What lines of the data hold the string "myself"? Pull each one out.

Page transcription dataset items
--------

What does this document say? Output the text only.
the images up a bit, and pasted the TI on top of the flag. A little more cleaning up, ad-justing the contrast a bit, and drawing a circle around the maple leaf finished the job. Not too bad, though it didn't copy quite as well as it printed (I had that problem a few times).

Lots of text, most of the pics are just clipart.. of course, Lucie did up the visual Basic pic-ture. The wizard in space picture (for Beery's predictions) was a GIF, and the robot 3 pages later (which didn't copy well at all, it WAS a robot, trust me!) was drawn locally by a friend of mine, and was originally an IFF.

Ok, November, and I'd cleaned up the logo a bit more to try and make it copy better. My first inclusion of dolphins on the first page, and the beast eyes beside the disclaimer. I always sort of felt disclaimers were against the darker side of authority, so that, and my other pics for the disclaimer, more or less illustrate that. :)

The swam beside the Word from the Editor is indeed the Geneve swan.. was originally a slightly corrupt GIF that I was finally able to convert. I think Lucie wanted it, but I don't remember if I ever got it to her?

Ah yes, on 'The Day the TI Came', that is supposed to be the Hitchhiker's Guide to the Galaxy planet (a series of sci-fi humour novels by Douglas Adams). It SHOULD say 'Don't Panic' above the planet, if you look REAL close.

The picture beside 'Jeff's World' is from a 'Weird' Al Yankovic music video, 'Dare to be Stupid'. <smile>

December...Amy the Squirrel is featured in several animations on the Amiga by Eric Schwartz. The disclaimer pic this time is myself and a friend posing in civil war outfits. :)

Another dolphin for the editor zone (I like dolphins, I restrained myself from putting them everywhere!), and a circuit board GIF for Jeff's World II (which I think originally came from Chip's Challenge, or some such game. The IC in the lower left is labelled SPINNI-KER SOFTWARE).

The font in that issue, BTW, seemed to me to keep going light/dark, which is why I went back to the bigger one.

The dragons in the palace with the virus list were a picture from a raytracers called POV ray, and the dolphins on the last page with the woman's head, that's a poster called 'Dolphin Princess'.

--------

■ **SOLUTION**:
December...Amy the Squirrel is featured in several animations on the Amiga by Eric Schwartz. The disclaimer pic this time is myself and a friend posing in civil war outfits. :)
Another dolphin for the editor zone (I like dolphins, I restrained myself from putting them everywhere!), and a circuit board GIF for Jeff's World II (which I think originally came from Chip's Challenge, or some such game. The IC in the lower left is labelled SPINNI-KER SOFTWARE).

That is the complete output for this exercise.